| Exercise details |
Omit the pictures and return every entry exactly as written.

| Supplied records |
>>

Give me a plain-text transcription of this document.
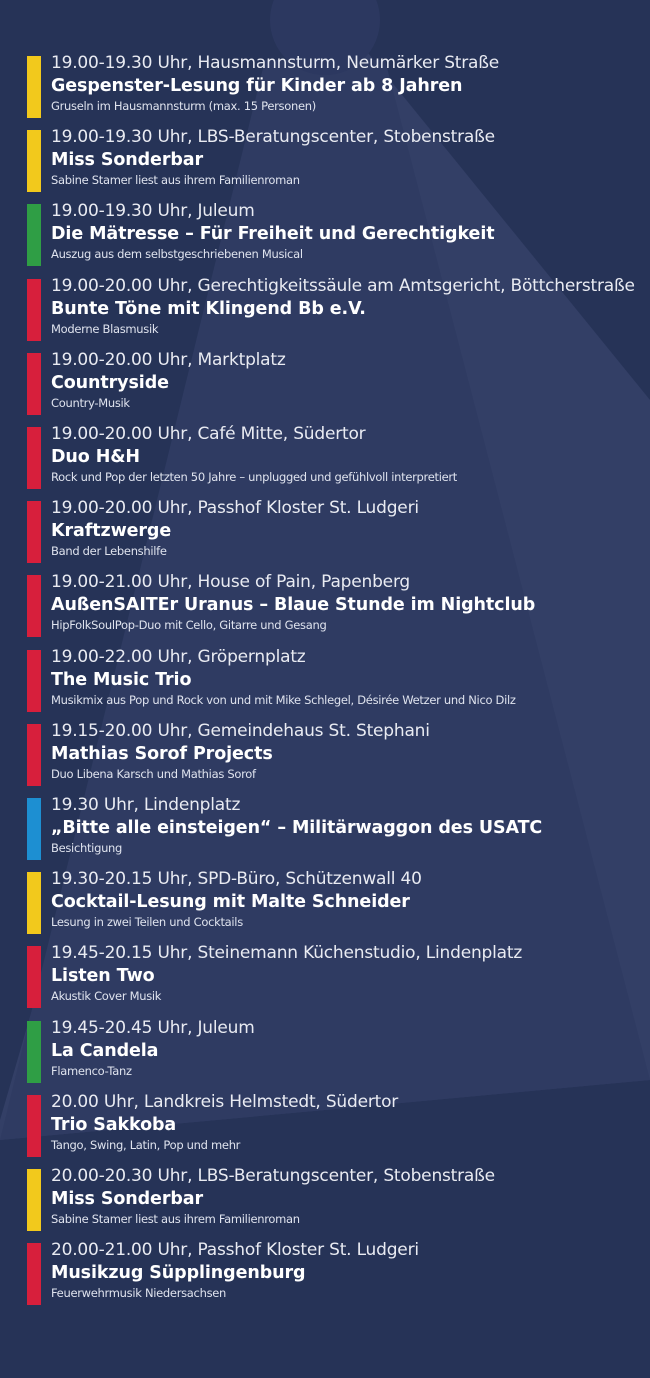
19.00-19.30 Uhr, Hausmannsturm, Neumärker Straße
Gespenster-Lesung für Kinder ab 8 Jahren
Gruseln im Hausmannsturm (max. 15 Personen)
19.00-19.30 Uhr, LBS-Beratungscenter, Stobenstraße
Miss Sonderbar
Sabine Stamer liest aus ihrem Familienroman
19.00-19.30 Uhr, Juleum
Die Mätresse – Für Freiheit und Gerechtigkeit
Auszug aus dem selbstgeschriebenen Musical
19.00-20.00 Uhr, Gerechtigkeitssäule am Amtsgericht, Böttcherstraße
Bunte Töne mit Klingend Bb e.V.
Moderne Blasmusik
19.00-20.00 Uhr, Marktplatz
Countryside
Country-Musik
19.00-20.00 Uhr, Café Mitte, Südertor
Duo H&H
Rock und Pop der letzten 50 Jahre – unplugged und gefühlvoll interpretiert
19.00-20.00 Uhr, Passhof Kloster St. Ludgeri
Kraftzwerge
Band der Lebenshilfe
19.00-21.00 Uhr, House of Pain, Papenberg
AußenSAITEr Uranus – Blaue Stunde im Nightclub
HipFolkSoulPop-Duo mit Cello, Gitarre und Gesang
19.00-22.00 Uhr, Gröpernplatz
The Music Trio
Musikmix aus Pop und Rock von und mit Mike Schlegel, Désirée Wetzer und Nico Dilz
19.15-20.00 Uhr, Gemeindehaus St. Stephani
Mathias Sorof Projects
Duo Libena Karsch und Mathias Sorof
19.30 Uhr, Lindenplatz
„Bitte alle einsteigen“ – Militärwaggon des USATC
Besichtigung
19.30-20.15 Uhr, SPD-Büro, Schützenwall 40
Cocktail-Lesung mit Malte Schneider
Lesung in zwei Teilen und Cocktails
19.45-20.15 Uhr, Steinemann Küchenstudio, Lindenplatz
Listen Two
Akustik Cover Musik
19.45-20.45 Uhr, Juleum
La Candela
Flamenco-Tanz
20.00 Uhr, Landkreis Helmstedt, Südertor
Trio Sakkoba
Tango, Swing, Latin, Pop und mehr
20.00-20.30 Uhr, LBS-Beratungscenter, Stobenstraße
Miss Sonderbar
Sabine Stamer liest aus ihrem Familienroman
20.00-21.00 Uhr, Passhof Kloster St. Ludgeri
Musikzug Süpplingenburg
Feuerwehrmusik Niedersachsen
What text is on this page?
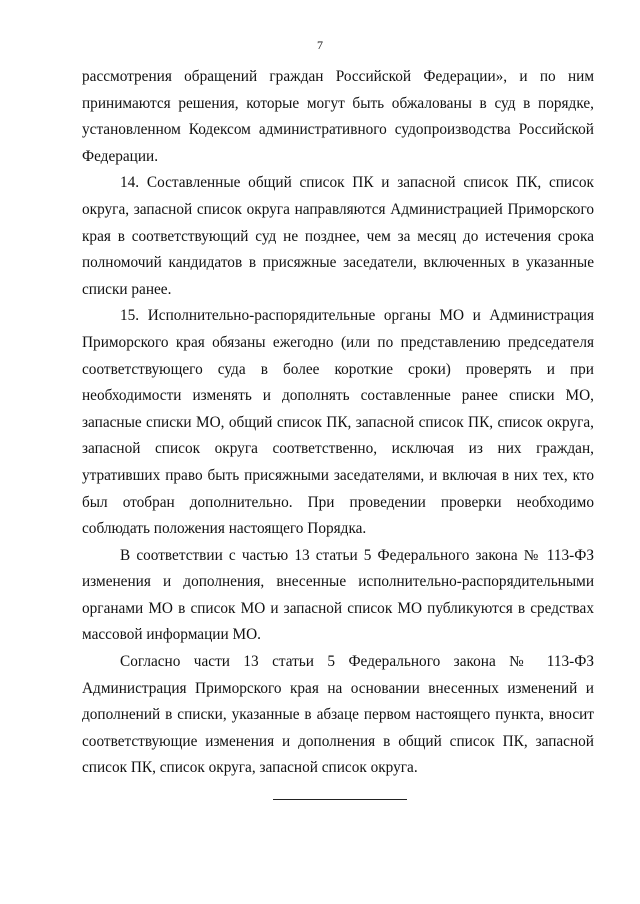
7

рассмотрения обращений граждан Российской Федерации», и по ним принимаются решения, которые могут быть обжалованы в суд в порядке, установленном Кодексом административного судопроизводства Российской Федерации.

14. Составленные общий список ПК и запасной список ПК, список округа, запасной список округа направляются Администрацией Приморского края в соответствующий суд не позднее, чем за месяц до истечения срока полномочий кандидатов в присяжные заседатели, включенных в указанные списки ранее.

15. Исполнительно-распорядительные органы МО и Администрация Приморского края обязаны ежегодно (или по представлению председателя соответствующего суда в более короткие сроки) проверять и при необходимости изменять и дополнять составленные ранее списки МО, запасные списки МО, общий список ПК, запасной список ПК, список округа, запасной список округа соответственно, исключая из них граждан, утративших право быть присяжными заседателями, и включая в них тех, кто был отобран дополнительно. При проведении проверки необходимо соблюдать положения настоящего Порядка.

В соответствии с частью 13 статьи 5 Федерального закона № 113-ФЗ изменения и дополнения, внесенные исполнительно-распорядительными органами МО в список МО и запасной список МО публикуются в средствах массовой информации МО.

Согласно части 13 статьи 5 Федерального закона № 113-ФЗ Администрация Приморского края на основании внесенных изменений и дополнений в списки, указанные в абзаце первом настоящего пункта, вносит соответствующие изменения и дополнения в общий список ПК, запасной список ПК, список округа, запасной список округа.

<<

| Finished task |
Give me a plain-text transcription of this document.
19.00-19.30 Uhr, Hausmannsturm, Neumärker Straße
Gespenster-Lesung für Kinder ab 8 Jahren
Gruseln im Hausmannsturm (max. 15 Personen)
19.00-19.30 Uhr, LBS-Beratungscenter, Stobenstraße
Miss Sonderbar
Sabine Stamer liest aus ihrem Familienroman
19.00-19.30 Uhr, Juleum
Die Mätresse – Für Freiheit und Gerechtigkeit
Auszug aus dem selbstgeschriebenen Musical
19.00-20.00 Uhr, Gerechtigkeitssäule am Amtsgericht, Böttcherstraße
Bunte Töne mit Klingend Bb e.V.
Moderne Blasmusik
19.00-20.00 Uhr, Marktplatz
Countryside
Country-Musik
19.00-20.00 Uhr, Café Mitte, Südertor
Duo H&H
Rock und Pop der letzten 50 Jahre – unplugged und gefühlvoll interpretiert
19.00-20.00 Uhr, Passhof Kloster St. Ludgeri
Kraftzwerge
Band der Lebenshilfe
19.00-21.00 Uhr, House of Pain, Papenberg
AußenSAITEr Uranus – Blaue Stunde im Nightclub
HipFolkSoulPop-Duo mit Cello, Gitarre und Gesang
19.00-22.00 Uhr, Gröpernplatz
The Music Trio
Musikmix aus Pop und Rock von und mit Mike Schlegel, Désirée Wetzer und Nico Dilz
19.15-20.00 Uhr, Gemeindehaus St. Stephani
Mathias Sorof Projects
Duo Libena Karsch und Mathias Sorof
19.30 Uhr, Lindenplatz
„Bitte alle einsteigen“ – Militärwaggon des USATC
Besichtigung
19.30-20.15 Uhr, SPD-Büro, Schützenwall 40
Cocktail-Lesung mit Malte Schneider
Lesung in zwei Teilen und Cocktails
19.45-20.15 Uhr, Steinemann Küchenstudio, Lindenplatz
Listen Two
Akustik Cover Musik
19.45-20.45 Uhr, Juleum
La Candela
Flamenco-Tanz
20.00 Uhr, Landkreis Helmstedt, Südertor
Trio Sakkoba
Tango, Swing, Latin, Pop und mehr
20.00-20.30 Uhr, LBS-Beratungscenter, Stobenstraße
Miss Sonderbar
Sabine Stamer liest aus ihrem Familienroman
20.00-21.00 Uhr, Passhof Kloster St. Ludgeri
Musikzug Süpplingenburg
Feuerwehrmusik Niedersachsen
What text is on this page?
7

рассмотрения обращений граждан Российской Федерации», и по ним принимаются решения, которые могут быть обжалованы в суд в порядке, установленном Кодексом административного судопроизводства Российской Федерации.

14. Составленные общий список ПК и запасной список ПК, список округа, запасной список округа направляются Администрацией Приморского края в соответствующий суд не позднее, чем за месяц до истечения срока полномочий кандидатов в присяжные заседатели, включенных в указанные списки ранее.

15. Исполнительно-распорядительные органы МО и Администрация Приморского края обязаны ежегодно (или по представлению председателя соответствующего суда в более короткие сроки) проверять и при необходимости изменять и дополнять составленные ранее списки МО, запасные списки МО, общий список ПК, запасной список ПК, список округа, запасной список округа соответственно, исключая из них граждан, утративших право быть присяжными заседателями, и включая в них тех, кто был отобран дополнительно. При проведении проверки необходимо соблюдать положения настоящего Порядка.

В соответствии с частью 13 статьи 5 Федерального закона № 113-ФЗ изменения и дополнения, внесенные исполнительно-распорядительными органами МО в список МО и запасной список МО публикуются в средствах массовой информации МО.

Согласно части 13 статьи 5 Федерального закона № 113-ФЗ Администрация Приморского края на основании внесенных изменений и дополнений в списки, указанные в абзаце первом настоящего пункта, вносит соответствующие изменения и дополнения в общий список ПК, запасной список ПК, список округа, запасной список округа.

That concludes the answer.